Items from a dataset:
-- Start --

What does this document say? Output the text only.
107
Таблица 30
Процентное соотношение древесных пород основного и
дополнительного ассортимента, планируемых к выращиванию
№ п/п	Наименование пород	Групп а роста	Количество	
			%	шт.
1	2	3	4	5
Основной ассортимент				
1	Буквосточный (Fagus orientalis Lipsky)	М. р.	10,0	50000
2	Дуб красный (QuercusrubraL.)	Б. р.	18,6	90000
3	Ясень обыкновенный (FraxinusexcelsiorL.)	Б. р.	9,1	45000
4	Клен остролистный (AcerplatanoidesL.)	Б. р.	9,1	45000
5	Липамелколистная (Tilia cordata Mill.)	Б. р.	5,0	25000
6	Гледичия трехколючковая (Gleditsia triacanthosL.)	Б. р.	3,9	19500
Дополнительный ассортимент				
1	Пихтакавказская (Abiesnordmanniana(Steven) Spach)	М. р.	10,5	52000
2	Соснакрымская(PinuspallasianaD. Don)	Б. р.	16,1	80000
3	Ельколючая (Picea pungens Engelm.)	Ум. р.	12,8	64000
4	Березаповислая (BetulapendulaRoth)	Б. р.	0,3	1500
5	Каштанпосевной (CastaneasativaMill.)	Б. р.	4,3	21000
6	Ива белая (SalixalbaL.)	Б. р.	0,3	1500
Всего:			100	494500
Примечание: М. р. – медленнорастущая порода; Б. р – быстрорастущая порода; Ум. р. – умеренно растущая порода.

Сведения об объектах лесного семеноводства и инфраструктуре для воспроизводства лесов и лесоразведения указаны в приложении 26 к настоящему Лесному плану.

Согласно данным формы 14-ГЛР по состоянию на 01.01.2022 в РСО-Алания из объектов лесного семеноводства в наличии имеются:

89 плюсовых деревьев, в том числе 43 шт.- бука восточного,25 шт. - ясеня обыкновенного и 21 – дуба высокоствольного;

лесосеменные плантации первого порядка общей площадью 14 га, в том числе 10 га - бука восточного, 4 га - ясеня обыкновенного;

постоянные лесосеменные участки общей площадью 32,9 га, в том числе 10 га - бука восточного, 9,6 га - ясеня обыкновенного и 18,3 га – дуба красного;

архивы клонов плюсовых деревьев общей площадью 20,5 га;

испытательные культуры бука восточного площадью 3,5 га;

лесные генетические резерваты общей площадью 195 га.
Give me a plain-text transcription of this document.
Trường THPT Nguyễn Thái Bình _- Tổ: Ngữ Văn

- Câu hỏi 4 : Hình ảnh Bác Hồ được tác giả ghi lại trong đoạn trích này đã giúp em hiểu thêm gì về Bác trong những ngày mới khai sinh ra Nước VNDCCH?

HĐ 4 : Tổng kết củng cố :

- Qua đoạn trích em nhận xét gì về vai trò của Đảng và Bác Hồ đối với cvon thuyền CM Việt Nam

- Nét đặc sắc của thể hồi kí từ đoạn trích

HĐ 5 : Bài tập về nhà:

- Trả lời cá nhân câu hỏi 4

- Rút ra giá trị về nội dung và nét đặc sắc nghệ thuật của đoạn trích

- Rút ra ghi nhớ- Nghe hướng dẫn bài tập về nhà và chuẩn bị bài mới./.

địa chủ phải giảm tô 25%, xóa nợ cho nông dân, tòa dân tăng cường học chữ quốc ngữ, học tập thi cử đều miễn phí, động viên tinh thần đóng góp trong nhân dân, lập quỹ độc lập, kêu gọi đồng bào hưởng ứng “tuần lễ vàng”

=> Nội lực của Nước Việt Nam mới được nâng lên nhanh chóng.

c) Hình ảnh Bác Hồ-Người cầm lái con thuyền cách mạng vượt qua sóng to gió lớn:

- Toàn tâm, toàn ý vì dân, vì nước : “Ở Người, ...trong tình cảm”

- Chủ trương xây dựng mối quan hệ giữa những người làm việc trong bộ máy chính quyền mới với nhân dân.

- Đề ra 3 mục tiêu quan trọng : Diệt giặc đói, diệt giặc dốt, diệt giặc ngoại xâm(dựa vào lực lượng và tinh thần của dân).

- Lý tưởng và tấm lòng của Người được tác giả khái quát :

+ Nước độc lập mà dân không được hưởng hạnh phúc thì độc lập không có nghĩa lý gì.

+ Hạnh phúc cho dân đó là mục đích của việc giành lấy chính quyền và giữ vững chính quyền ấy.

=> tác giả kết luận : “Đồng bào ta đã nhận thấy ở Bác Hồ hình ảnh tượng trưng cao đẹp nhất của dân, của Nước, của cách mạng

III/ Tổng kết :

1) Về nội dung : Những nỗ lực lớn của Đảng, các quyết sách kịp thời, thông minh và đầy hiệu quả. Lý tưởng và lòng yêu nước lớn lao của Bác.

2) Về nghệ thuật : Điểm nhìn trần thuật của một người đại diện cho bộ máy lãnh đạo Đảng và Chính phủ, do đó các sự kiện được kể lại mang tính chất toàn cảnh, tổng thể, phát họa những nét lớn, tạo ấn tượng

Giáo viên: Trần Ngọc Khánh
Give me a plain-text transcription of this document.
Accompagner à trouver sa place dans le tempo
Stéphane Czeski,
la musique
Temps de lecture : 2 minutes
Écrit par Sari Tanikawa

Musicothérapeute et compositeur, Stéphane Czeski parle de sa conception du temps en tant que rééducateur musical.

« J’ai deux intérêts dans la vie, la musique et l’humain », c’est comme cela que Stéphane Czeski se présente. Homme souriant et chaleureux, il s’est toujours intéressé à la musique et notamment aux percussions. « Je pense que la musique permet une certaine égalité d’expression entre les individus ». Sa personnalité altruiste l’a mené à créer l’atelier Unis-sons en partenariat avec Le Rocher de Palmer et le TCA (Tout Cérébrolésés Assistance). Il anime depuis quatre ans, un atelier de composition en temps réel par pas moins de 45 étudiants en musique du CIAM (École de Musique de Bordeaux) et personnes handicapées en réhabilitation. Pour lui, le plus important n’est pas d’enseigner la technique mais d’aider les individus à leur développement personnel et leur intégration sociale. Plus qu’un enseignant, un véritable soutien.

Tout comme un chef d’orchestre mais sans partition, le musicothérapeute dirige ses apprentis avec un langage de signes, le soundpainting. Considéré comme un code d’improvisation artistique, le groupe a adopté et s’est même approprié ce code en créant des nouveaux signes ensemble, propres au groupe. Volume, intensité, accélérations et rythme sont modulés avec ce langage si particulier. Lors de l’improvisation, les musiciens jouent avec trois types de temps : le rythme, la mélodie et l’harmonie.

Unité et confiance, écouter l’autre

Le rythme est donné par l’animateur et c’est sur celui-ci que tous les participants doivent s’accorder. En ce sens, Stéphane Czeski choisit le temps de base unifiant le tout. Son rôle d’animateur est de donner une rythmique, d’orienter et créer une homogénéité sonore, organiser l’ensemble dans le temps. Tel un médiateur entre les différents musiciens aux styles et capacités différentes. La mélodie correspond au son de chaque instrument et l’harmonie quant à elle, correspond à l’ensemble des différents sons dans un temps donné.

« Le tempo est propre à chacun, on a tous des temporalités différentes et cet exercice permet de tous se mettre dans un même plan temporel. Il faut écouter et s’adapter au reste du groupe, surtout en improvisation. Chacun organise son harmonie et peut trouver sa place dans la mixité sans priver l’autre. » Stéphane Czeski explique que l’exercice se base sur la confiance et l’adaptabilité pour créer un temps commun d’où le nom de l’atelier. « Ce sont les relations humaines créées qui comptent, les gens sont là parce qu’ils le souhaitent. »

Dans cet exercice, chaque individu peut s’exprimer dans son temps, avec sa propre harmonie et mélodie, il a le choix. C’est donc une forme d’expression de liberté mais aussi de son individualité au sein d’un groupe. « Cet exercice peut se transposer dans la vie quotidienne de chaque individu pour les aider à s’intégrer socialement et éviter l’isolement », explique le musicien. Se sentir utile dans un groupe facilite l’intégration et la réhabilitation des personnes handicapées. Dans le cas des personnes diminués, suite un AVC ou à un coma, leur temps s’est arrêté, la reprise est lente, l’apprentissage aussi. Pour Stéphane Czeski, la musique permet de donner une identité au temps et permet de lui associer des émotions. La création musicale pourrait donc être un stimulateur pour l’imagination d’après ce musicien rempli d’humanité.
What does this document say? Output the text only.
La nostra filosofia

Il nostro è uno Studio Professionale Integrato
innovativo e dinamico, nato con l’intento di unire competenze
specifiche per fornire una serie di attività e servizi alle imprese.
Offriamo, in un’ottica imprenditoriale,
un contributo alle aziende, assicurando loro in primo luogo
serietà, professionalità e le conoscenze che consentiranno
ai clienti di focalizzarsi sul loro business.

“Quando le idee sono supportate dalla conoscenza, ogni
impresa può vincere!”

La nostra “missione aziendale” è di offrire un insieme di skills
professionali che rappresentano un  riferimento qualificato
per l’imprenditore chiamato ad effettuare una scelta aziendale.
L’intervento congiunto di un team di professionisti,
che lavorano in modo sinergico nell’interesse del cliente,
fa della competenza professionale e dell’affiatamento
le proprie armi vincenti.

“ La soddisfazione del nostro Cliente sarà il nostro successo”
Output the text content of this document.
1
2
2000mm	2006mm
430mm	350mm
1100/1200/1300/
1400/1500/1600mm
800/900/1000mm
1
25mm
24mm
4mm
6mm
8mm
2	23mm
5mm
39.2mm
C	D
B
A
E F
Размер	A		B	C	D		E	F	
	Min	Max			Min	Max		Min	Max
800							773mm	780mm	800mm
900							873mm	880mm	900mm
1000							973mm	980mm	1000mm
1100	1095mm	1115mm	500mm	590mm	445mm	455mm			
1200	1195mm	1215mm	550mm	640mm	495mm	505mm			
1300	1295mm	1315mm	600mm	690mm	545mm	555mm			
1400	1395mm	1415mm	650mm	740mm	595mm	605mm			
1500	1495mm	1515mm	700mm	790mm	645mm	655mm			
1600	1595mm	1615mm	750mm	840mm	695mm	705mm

-- End --

Collect the lines of the data that carry the word "ensemble".

#### [WRITTEN RESPONSE]
Tout comme un chef d’orchestre mais sans partition, le musicothérapeute dirige ses apprentis avec un langage de signes, le soundpainting. Considéré comme un code d’improvisation artistique, le groupe a adopté et s’est même approprié ce code en créant des nouveaux signes ensemble, propres au groupe. Volume, intensité, accélérations et rythme sont modulés avec ce langage si particulier. Lors de l’improvisation, les musiciens jouent avec trois types de temps : le rythme, la mélodie et l’harmonie.
Le rythme est donné par l’animateur et c’est sur celui-ci que tous les participants doivent s’accorder. En ce sens, Stéphane Czeski choisit le temps de base unifiant le tout. Son rôle d’animateur est de donner une rythmique, d’orienter et créer une homogénéité sonore, organiser l’ensemble dans le temps. Tel un médiateur entre les différents musiciens aux styles et capacités différentes. La mélodie correspond au son de chaque instrument et l’harmonie quant à elle, correspond à l’ensemble des différents sons dans un temps donné.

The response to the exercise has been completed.